- Exercise
Substitute "Power Meter" for each "Cycling Power" in the data below and write out all the lines again. Leave everything else unchanged.

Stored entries
====================
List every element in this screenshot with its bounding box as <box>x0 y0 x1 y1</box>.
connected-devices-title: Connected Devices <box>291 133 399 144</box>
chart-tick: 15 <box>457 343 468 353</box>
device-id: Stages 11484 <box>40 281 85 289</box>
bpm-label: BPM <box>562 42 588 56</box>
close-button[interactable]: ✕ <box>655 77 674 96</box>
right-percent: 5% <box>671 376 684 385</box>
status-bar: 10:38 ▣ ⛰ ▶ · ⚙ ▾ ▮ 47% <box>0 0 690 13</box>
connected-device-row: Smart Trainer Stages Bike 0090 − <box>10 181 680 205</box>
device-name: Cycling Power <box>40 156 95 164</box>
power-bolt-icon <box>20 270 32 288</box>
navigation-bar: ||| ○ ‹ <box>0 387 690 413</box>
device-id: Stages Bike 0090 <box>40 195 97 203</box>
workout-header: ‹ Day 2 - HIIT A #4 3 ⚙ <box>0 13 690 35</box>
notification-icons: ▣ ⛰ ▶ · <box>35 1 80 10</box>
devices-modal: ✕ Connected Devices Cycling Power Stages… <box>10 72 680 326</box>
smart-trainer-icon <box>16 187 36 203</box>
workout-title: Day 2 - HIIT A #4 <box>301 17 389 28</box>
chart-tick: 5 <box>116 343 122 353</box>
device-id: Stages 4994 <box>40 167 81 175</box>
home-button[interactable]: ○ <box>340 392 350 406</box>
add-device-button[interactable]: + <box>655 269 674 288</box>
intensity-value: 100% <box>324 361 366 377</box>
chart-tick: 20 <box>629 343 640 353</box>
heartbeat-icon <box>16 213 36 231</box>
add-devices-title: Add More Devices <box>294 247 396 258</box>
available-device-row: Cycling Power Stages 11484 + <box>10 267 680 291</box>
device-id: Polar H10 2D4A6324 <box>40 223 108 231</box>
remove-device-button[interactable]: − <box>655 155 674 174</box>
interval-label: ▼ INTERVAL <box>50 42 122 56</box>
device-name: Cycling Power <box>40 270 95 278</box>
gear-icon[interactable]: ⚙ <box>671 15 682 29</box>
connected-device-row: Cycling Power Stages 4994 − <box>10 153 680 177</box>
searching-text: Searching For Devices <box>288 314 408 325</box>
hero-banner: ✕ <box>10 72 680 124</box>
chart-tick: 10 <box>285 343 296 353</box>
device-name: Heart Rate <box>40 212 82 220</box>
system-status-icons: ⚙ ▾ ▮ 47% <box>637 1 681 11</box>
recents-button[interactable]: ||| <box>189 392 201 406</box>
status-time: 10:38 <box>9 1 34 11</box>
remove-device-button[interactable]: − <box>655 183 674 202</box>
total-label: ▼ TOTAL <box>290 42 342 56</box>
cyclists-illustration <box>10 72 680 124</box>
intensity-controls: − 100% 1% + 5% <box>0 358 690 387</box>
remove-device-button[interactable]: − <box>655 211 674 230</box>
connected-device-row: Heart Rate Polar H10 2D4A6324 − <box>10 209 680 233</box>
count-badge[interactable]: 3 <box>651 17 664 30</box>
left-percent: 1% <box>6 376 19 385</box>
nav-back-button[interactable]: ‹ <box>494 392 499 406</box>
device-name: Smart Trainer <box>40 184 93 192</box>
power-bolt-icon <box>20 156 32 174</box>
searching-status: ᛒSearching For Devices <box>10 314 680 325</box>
====================
- Answer to this task
List every element in this screenshot with its bounding box as <box>x0 y0 x1 y1</box>.
connected-devices-title: Connected Devices <box>291 133 399 144</box>
chart-tick: 15 <box>457 343 468 353</box>
device-id: Stages 11484 <box>40 281 85 289</box>
bpm-label: BPM <box>562 42 588 56</box>
close-button[interactable]: ✕ <box>655 77 674 96</box>
right-percent: 5% <box>671 376 684 385</box>
status-bar: 10:38 ▣ ⛰ ▶ · ⚙ ▾ ▮ 47% <box>0 0 690 13</box>
connected-device-row: Smart Trainer Stages Bike 0090 − <box>10 181 680 205</box>
device-name: Power Meter <box>40 156 95 164</box>
power-bolt-icon <box>20 270 32 288</box>
navigation-bar: ||| ○ ‹ <box>0 387 690 413</box>
device-id: Stages Bike 0090 <box>40 195 97 203</box>
workout-header: ‹ Day 2 - HIIT A #4 3 ⚙ <box>0 13 690 35</box>
notification-icons: ▣ ⛰ ▶ · <box>35 1 80 10</box>
devices-modal: ✕ Connected Devices Power Meter Stages… <box>10 72 680 326</box>
smart-trainer-icon <box>16 187 36 203</box>
workout-title: Day 2 - HIIT A #4 <box>301 17 389 28</box>
chart-tick: 5 <box>116 343 122 353</box>
device-id: Stages 4994 <box>40 167 81 175</box>
home-button[interactable]: ○ <box>340 392 350 406</box>
add-device-button[interactable]: + <box>655 269 674 288</box>
intensity-value: 100% <box>324 361 366 377</box>
chart-tick: 20 <box>629 343 640 353</box>
heartbeat-icon <box>16 213 36 231</box>
add-devices-title: Add More Devices <box>294 247 396 258</box>
available-device-row: Power Meter Stages 11484 + <box>10 267 680 291</box>
device-id: Polar H10 2D4A6324 <box>40 223 108 231</box>
remove-device-button[interactable]: − <box>655 155 674 174</box>
interval-label: ▼ INTERVAL <box>50 42 122 56</box>
device-name: Power Meter <box>40 270 95 278</box>
gear-icon[interactable]: ⚙ <box>671 15 682 29</box>
connected-device-row: Power Meter Stages 4994 − <box>10 153 680 177</box>
searching-text: Searching For Devices <box>288 314 408 325</box>
hero-banner: ✕ <box>10 72 680 124</box>
chart-tick: 10 <box>285 343 296 353</box>
device-name: Heart Rate <box>40 212 82 220</box>
system-status-icons: ⚙ ▾ ▮ 47% <box>637 1 681 11</box>
recents-button[interactable]: ||| <box>189 392 201 406</box>
status-time: 10:38 <box>9 1 34 11</box>
remove-device-button[interactable]: − <box>655 183 674 202</box>
total-label: ▼ TOTAL <box>290 42 342 56</box>
cyclists-illustration <box>10 72 680 124</box>
intensity-controls: − 100% 1% + 5% <box>0 358 690 387</box>
remove-device-button[interactable]: − <box>655 211 674 230</box>
connected-device-row: Heart Rate Polar H10 2D4A6324 − <box>10 209 680 233</box>
count-badge[interactable]: 3 <box>651 17 664 30</box>
left-percent: 1% <box>6 376 19 385</box>
nav-back-button[interactable]: ‹ <box>494 392 499 406</box>
device-name: Smart Trainer <box>40 184 93 192</box>
power-bolt-icon <box>20 156 32 174</box>
searching-status: ᛒSearching For Devices <box>10 314 680 325</box>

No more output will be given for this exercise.